**Given instruction**
Output all of the entries below precisely as written.
=== Provided information ===
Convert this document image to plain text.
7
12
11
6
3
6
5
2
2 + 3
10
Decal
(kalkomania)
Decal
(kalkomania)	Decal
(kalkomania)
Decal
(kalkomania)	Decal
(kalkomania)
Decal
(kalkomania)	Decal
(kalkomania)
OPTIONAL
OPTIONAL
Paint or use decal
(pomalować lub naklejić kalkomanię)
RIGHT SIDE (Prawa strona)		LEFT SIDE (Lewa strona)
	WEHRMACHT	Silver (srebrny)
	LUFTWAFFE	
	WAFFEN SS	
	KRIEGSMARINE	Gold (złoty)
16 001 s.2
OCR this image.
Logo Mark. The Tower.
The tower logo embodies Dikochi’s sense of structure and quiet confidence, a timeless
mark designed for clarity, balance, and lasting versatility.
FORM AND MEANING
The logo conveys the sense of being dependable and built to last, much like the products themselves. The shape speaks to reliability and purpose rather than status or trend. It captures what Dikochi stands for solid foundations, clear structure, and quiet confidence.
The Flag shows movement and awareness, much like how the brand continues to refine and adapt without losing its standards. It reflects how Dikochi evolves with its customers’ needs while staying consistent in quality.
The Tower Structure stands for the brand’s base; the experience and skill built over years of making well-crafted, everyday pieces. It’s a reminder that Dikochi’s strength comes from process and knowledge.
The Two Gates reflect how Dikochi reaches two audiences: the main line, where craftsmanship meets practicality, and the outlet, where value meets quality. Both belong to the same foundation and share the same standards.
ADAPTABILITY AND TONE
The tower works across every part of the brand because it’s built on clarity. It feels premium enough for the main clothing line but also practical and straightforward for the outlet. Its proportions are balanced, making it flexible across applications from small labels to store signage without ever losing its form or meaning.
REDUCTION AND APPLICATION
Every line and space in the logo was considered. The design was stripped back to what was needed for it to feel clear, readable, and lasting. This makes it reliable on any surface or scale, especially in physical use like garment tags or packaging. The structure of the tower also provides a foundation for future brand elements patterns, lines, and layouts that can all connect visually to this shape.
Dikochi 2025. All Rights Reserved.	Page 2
===
**Reply to the exercise**
Convert this document image to plain text.
7
12
11
6
3
6
5
2
2 + 3
10
Decal
(kalkomania)
Decal
(kalkomania)	Decal
(kalkomania)
Decal
(kalkomania)	Decal
(kalkomania)
Decal
(kalkomania)	Decal
(kalkomania)
OPTIONAL
OPTIONAL
Paint or use decal
(pomalować lub naklejić kalkomanię)
RIGHT SIDE (Prawa strona)		LEFT SIDE (Lewa strona)
	WEHRMACHT	Silver (srebrny)
	LUFTWAFFE	
	WAFFEN SS	
	KRIEGSMARINE	Gold (złoty)
16 001 s.2
OCR this image.
Logo Mark. The Tower.
The tower logo embodies Dikochi’s sense of structure and quiet confidence, a timeless
mark designed for clarity, balance, and lasting versatility.
FORM AND MEANING
The logo conveys the sense of being dependable and built to last, much like the products themselves. The shape speaks to reliability and purpose rather than status or trend. It captures what Dikochi stands for solid foundations, clear structure, and quiet confidence.
The Flag shows movement and awareness, much like how the brand continues to refine and adapt without losing its standards. It reflects how Dikochi evolves with its customers’ needs while staying consistent in quality.
The Tower Structure stands for the brand’s base; the experience and skill built over years of making well-crafted, everyday pieces. It’s a reminder that Dikochi’s strength comes from process and knowledge.
The Two Gates reflect how Dikochi reaches two audiences: the main line, where craftsmanship meets practicality, and the outlet, where value meets quality. Both belong to the same foundation and share the same standards.
ADAPTABILITY AND TONE
The tower works across every part of the brand because it’s built on clarity. It feels premium enough for the main clothing line but also practical and straightforward for the outlet. Its proportions are balanced, making it flexible across applications from small labels to store signage without ever losing its form or meaning.
REDUCTION AND APPLICATION
Every line and space in the logo was considered. The design was stripped back to what was needed for it to feel clear, readable, and lasting. This makes it reliable on any surface or scale, especially in physical use like garment tags or packaging. The structure of the tower also provides a foundation for future brand elements patterns, lines, and layouts that can all connect visually to this shape.
Dikochi 2025. All Rights Reserved.	Page 2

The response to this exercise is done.